SOURCE DATA:
## Start
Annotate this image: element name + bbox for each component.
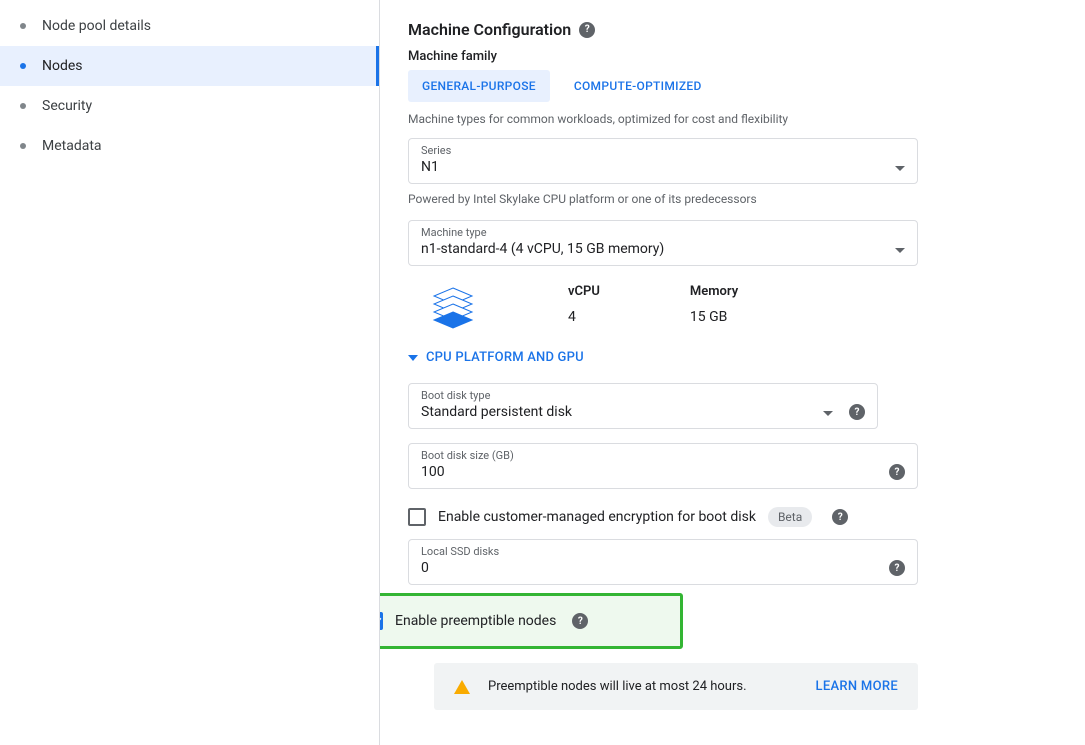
vcpu-summary: vCPU 4 [568, 284, 600, 325]
preemptible-row: Enable preemptible nodes ? [380, 612, 666, 630]
expander-label: CPU PLATFORM AND GPU [426, 350, 584, 365]
vcpu-value: 4 [568, 309, 600, 325]
machine-type-select[interactable]: Machine type n1-standard-4 (4 vCPU, 15 G… [408, 220, 918, 266]
machine-family-label: Machine family [408, 49, 1057, 64]
bullet-icon [20, 63, 26, 69]
memory-summary: Memory 15 GB [690, 284, 738, 325]
warning-icon [454, 680, 470, 694]
preemptible-label: Enable preemptible nodes [395, 613, 556, 629]
chevron-down-icon [823, 404, 833, 420]
help-icon[interactable]: ? [572, 613, 588, 629]
boot-disk-type-value: Standard persistent disk [421, 404, 823, 420]
sidebar: Node pool details Nodes Security Metadat… [0, 0, 380, 745]
beta-badge: Beta [768, 507, 812, 527]
local-ssd-value: 0 [421, 560, 881, 576]
chevron-down-icon [895, 159, 905, 175]
help-icon[interactable]: ? [889, 464, 905, 480]
series-field-value: N1 [421, 159, 895, 175]
help-icon[interactable]: ? [579, 22, 595, 38]
bullet-icon [20, 103, 26, 109]
machine-type-field-value: n1-standard-4 (4 vCPU, 15 GB memory) [421, 241, 895, 257]
bullet-icon [20, 23, 26, 29]
cmek-checkbox-row: Enable customer-managed encryption for b… [408, 507, 1057, 527]
boot-disk-type-select[interactable]: Boot disk type Standard persistent disk … [408, 383, 878, 429]
local-ssd-input[interactable]: Local SSD disks 0 ? [408, 539, 918, 585]
chevron-down-icon [408, 350, 418, 365]
main-content: Machine Configuration ? Machine family G… [380, 0, 1085, 745]
preemptible-highlight: Enable preemptible nodes ? [380, 593, 683, 649]
sidebar-item-nodes[interactable]: Nodes [0, 46, 379, 86]
cmek-label: Enable customer-managed encryption for b… [438, 509, 756, 525]
boot-disk-size-label: Boot disk size (GB) [421, 449, 514, 462]
series-select[interactable]: Series N1 [408, 138, 918, 184]
tab-compute-optimized[interactable]: COMPUTE-OPTIMIZED [560, 70, 716, 102]
boot-disk-type-label: Boot disk type [421, 389, 490, 402]
tab-general-purpose[interactable]: GENERAL-PURPOSE [408, 70, 550, 102]
sidebar-item-node-pool-details[interactable]: Node pool details [0, 6, 379, 46]
boot-disk-size-value: 100 [421, 464, 881, 480]
sidebar-item-metadata[interactable]: Metadata [0, 126, 379, 166]
sidebar-item-label: Nodes [42, 58, 83, 74]
sidebar-item-label: Security [42, 98, 92, 114]
machine-type-field-label: Machine type [421, 226, 487, 239]
preemptible-info-text: Preemptible nodes will live at most 24 h… [488, 679, 798, 694]
boot-disk-size-input[interactable]: Boot disk size (GB) 100 ? [408, 443, 918, 489]
section-title: Machine Configuration [408, 20, 571, 39]
cmek-checkbox[interactable] [408, 508, 426, 526]
layers-icon [428, 284, 478, 334]
machine-family-tabs: GENERAL-PURPOSE COMPUTE-OPTIMIZED [408, 70, 1057, 102]
help-icon[interactable]: ? [889, 560, 905, 576]
series-field-label: Series [421, 144, 451, 157]
section-title-row: Machine Configuration ? [408, 20, 1057, 39]
sidebar-item-security[interactable]: Security [0, 86, 379, 126]
sidebar-item-label: Node pool details [42, 18, 151, 34]
chevron-down-icon [895, 241, 905, 257]
sidebar-item-label: Metadata [42, 138, 102, 154]
machine-summary: vCPU 4 Memory 15 GB [428, 284, 1057, 334]
vcpu-label: vCPU [568, 284, 600, 299]
cpu-gpu-expander[interactable]: CPU PLATFORM AND GPU [408, 350, 1057, 365]
memory-label: Memory [690, 284, 738, 299]
help-icon[interactable]: ? [832, 509, 848, 525]
bullet-icon [20, 143, 26, 149]
learn-more-link[interactable]: LEARN MORE [816, 679, 898, 694]
machine-family-hint: Machine types for common workloads, opti… [408, 112, 1057, 126]
local-ssd-label: Local SSD disks [421, 545, 499, 558]
preemptible-info-bar: Preemptible nodes will live at most 24 h… [434, 663, 918, 710]
series-hint: Powered by Intel Skylake CPU platform or… [408, 192, 918, 206]
preemptible-checkbox[interactable] [380, 612, 383, 630]
help-icon[interactable]: ? [849, 404, 865, 420]
memory-value: 15 GB [690, 309, 738, 325]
## End
TASK PROMPT: Repeat all of the rows above word for word, leaving out the pictures.

WORKED ANSWER:
Annotate this image: element name + bbox for each component.
vcpu-summary: vCPU 4 [568, 284, 600, 325]
preemptible-row: Enable preemptible nodes ? [380, 612, 666, 630]
expander-label: CPU PLATFORM AND GPU [426, 350, 584, 365]
vcpu-value: 4 [568, 309, 600, 325]
machine-type-select[interactable]: Machine type n1-standard-4 (4 vCPU, 15 G… [408, 220, 918, 266]
machine-family-label: Machine family [408, 49, 1057, 64]
bullet-icon [20, 63, 26, 69]
memory-summary: Memory 15 GB [690, 284, 738, 325]
warning-icon [454, 680, 470, 694]
preemptible-label: Enable preemptible nodes [395, 613, 556, 629]
chevron-down-icon [823, 404, 833, 420]
help-icon[interactable]: ? [572, 613, 588, 629]
boot-disk-type-value: Standard persistent disk [421, 404, 823, 420]
sidebar: Node pool details Nodes Security Metadat… [0, 0, 380, 745]
beta-badge: Beta [768, 507, 812, 527]
local-ssd-value: 0 [421, 560, 881, 576]
chevron-down-icon [895, 159, 905, 175]
help-icon[interactable]: ? [889, 464, 905, 480]
series-field-value: N1 [421, 159, 895, 175]
help-icon[interactable]: ? [579, 22, 595, 38]
bullet-icon [20, 103, 26, 109]
machine-type-field-value: n1-standard-4 (4 vCPU, 15 GB memory) [421, 241, 895, 257]
bullet-icon [20, 23, 26, 29]
cmek-checkbox-row: Enable customer-managed encryption for b… [408, 507, 1057, 527]
boot-disk-type-select[interactable]: Boot disk type Standard persistent disk … [408, 383, 878, 429]
local-ssd-input[interactable]: Local SSD disks 0 ? [408, 539, 918, 585]
chevron-down-icon [408, 350, 418, 365]
main-content: Machine Configuration ? Machine family G… [380, 0, 1085, 745]
preemptible-highlight: Enable preemptible nodes ? [380, 593, 683, 649]
sidebar-item-nodes[interactable]: Nodes [0, 46, 379, 86]
cmek-label: Enable customer-managed encryption for b… [438, 509, 756, 525]
boot-disk-size-label: Boot disk size (GB) [421, 449, 514, 462]
series-select[interactable]: Series N1 [408, 138, 918, 184]
tab-compute-optimized[interactable]: COMPUTE-OPTIMIZED [560, 70, 716, 102]
boot-disk-type-label: Boot disk type [421, 389, 490, 402]
tab-general-purpose[interactable]: GENERAL-PURPOSE [408, 70, 550, 102]
sidebar-item-node-pool-details[interactable]: Node pool details [0, 6, 379, 46]
boot-disk-size-value: 100 [421, 464, 881, 480]
sidebar-item-metadata[interactable]: Metadata [0, 126, 379, 166]
sidebar-item-label: Nodes [42, 58, 83, 74]
sidebar-item-label: Security [42, 98, 92, 114]
machine-type-field-label: Machine type [421, 226, 487, 239]
preemptible-info-text: Preemptible nodes will live at most 24 h… [488, 679, 798, 694]
boot-disk-size-input[interactable]: Boot disk size (GB) 100 ? [408, 443, 918, 489]
section-title: Machine Configuration [408, 20, 571, 39]
cmek-checkbox[interactable] [408, 508, 426, 526]
layers-icon [428, 284, 478, 334]
machine-family-tabs: GENERAL-PURPOSE COMPUTE-OPTIMIZED [408, 70, 1057, 102]
help-icon[interactable]: ? [889, 560, 905, 576]
series-field-label: Series [421, 144, 451, 157]
section-title-row: Machine Configuration ? [408, 20, 1057, 39]
sidebar-item-security[interactable]: Security [0, 86, 379, 126]
sidebar-item-label: Node pool details [42, 18, 151, 34]
chevron-down-icon [895, 241, 905, 257]
sidebar-item-label: Metadata [42, 138, 102, 154]
machine-summary: vCPU 4 Memory 15 GB [428, 284, 1057, 334]
vcpu-label: vCPU [568, 284, 600, 299]
cpu-gpu-expander[interactable]: CPU PLATFORM AND GPU [408, 350, 1057, 365]
memory-label: Memory [690, 284, 738, 299]
help-icon[interactable]: ? [832, 509, 848, 525]
bullet-icon [20, 143, 26, 149]
learn-more-link[interactable]: LEARN MORE [816, 679, 898, 694]
machine-family-hint: Machine types for common workloads, opti… [408, 112, 1057, 126]
local-ssd-label: Local SSD disks [421, 545, 499, 558]
preemptible-info-bar: Preemptible nodes will live at most 24 h… [434, 663, 918, 710]
series-hint: Powered by Intel Skylake CPU platform or… [408, 192, 918, 206]
preemptible-checkbox[interactable] [380, 612, 383, 630]
help-icon[interactable]: ? [849, 404, 865, 420]
memory-value: 15 GB [690, 309, 738, 325]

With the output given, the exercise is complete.